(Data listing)
........
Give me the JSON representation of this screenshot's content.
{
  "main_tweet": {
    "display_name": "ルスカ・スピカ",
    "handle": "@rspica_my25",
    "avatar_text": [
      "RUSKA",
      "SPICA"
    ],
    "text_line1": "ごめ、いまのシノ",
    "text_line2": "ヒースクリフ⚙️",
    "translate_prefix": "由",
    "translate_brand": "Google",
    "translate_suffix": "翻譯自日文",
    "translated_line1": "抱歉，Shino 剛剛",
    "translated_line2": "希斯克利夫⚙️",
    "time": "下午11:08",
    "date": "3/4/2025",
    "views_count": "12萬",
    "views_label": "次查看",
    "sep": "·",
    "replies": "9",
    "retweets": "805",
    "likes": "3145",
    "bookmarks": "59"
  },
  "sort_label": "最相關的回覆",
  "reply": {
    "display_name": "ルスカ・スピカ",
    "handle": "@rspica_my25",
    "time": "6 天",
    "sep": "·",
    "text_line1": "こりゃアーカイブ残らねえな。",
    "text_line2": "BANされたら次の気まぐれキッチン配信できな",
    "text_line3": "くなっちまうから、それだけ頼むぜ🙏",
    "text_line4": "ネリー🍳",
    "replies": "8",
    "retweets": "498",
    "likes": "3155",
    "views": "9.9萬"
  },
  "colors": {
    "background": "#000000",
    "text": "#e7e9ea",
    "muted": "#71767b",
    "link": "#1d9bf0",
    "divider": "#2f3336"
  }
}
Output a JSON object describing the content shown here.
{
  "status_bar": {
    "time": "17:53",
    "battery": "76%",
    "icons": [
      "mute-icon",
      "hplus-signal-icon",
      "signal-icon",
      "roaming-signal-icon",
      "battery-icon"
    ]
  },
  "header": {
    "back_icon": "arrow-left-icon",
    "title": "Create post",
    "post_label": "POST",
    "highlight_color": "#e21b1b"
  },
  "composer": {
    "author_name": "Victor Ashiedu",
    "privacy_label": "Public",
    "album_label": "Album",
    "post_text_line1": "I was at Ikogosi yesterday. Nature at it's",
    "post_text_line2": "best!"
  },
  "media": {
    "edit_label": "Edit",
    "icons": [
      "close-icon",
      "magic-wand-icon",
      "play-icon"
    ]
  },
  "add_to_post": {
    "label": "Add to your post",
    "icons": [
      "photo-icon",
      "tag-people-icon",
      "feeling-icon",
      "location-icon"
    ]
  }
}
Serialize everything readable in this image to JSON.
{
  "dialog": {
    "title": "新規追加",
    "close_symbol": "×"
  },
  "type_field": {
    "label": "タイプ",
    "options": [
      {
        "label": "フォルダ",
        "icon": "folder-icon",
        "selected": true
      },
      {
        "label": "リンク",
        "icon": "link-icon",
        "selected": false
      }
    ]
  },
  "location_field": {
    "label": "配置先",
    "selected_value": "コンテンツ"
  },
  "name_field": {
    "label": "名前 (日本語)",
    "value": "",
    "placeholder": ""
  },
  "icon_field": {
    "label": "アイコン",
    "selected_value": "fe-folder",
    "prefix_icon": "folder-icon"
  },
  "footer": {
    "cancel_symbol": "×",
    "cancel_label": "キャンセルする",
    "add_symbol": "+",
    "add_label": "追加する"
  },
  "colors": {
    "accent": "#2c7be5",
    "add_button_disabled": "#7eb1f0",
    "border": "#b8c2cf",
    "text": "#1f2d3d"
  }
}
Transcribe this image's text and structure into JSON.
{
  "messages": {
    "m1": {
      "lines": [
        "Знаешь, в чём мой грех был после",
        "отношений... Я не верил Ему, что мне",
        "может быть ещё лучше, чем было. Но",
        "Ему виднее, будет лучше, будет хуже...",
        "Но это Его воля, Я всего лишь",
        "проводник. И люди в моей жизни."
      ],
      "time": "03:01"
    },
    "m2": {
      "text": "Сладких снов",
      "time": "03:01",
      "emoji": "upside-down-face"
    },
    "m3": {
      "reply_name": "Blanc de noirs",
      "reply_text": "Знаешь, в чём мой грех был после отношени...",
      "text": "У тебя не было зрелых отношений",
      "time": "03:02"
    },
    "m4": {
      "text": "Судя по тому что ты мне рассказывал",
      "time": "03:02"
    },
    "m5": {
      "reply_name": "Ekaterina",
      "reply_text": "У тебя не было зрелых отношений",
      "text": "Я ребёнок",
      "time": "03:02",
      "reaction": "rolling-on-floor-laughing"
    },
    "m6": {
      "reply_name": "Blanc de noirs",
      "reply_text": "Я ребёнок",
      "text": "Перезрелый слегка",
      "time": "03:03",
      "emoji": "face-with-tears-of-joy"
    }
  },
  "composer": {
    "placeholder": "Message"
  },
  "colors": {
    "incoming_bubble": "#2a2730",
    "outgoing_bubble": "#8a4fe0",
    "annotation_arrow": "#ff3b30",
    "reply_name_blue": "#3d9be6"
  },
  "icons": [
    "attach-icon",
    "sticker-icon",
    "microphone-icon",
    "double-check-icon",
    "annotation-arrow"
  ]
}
........
REQUIRED WORK:
Reproduce exactly the line that holds "Transcribe this image's", then every line after it, ending with the final line of the records above.

OUTPUT FOR THIS EXERCISE:
Transcribe this image's text and structure into JSON.
{
  "messages": {
    "m1": {
      "lines": [
        "Знаешь, в чём мой грех был после",
        "отношений... Я не верил Ему, что мне",
        "может быть ещё лучше, чем было. Но",
        "Ему виднее, будет лучше, будет хуже...",
        "Но это Его воля, Я всего лишь",
        "проводник. И люди в моей жизни."
      ],
      "time": "03:01"
    },
    "m2": {
      "text": "Сладких снов",
      "time": "03:01",
      "emoji": "upside-down-face"
    },
    "m3": {
      "reply_name": "Blanc de noirs",
      "reply_text": "Знаешь, в чём мой грех был после отношени...",
      "text": "У тебя не было зрелых отношений",
      "time": "03:02"
    },
    "m4": {
      "text": "Судя по тому что ты мне рассказывал",
      "time": "03:02"
    },
    "m5": {
      "reply_name": "Ekaterina",
      "reply_text": "У тебя не было зрелых отношений",
      "text": "Я ребёнок",
      "time": "03:02",
      "reaction": "rolling-on-floor-laughing"
    },
    "m6": {
      "reply_name": "Blanc de noirs",
      "reply_text": "Я ребёнок",
      "text": "Перезрелый слегка",
      "time": "03:03",
      "emoji": "face-with-tears-of-joy"
    }
  },
  "composer": {
    "placeholder": "Message"
  },
  "colors": {
    "incoming_bubble": "#2a2730",
    "outgoing_bubble": "#8a4fe0",
    "annotation_arrow": "#ff3b30",
    "reply_name_blue": "#3d9be6"
  },
  "icons": [
    "attach-icon",
    "sticker-icon",
    "microphone-icon",
    "double-check-icon",
    "annotation-arrow"
  ]
}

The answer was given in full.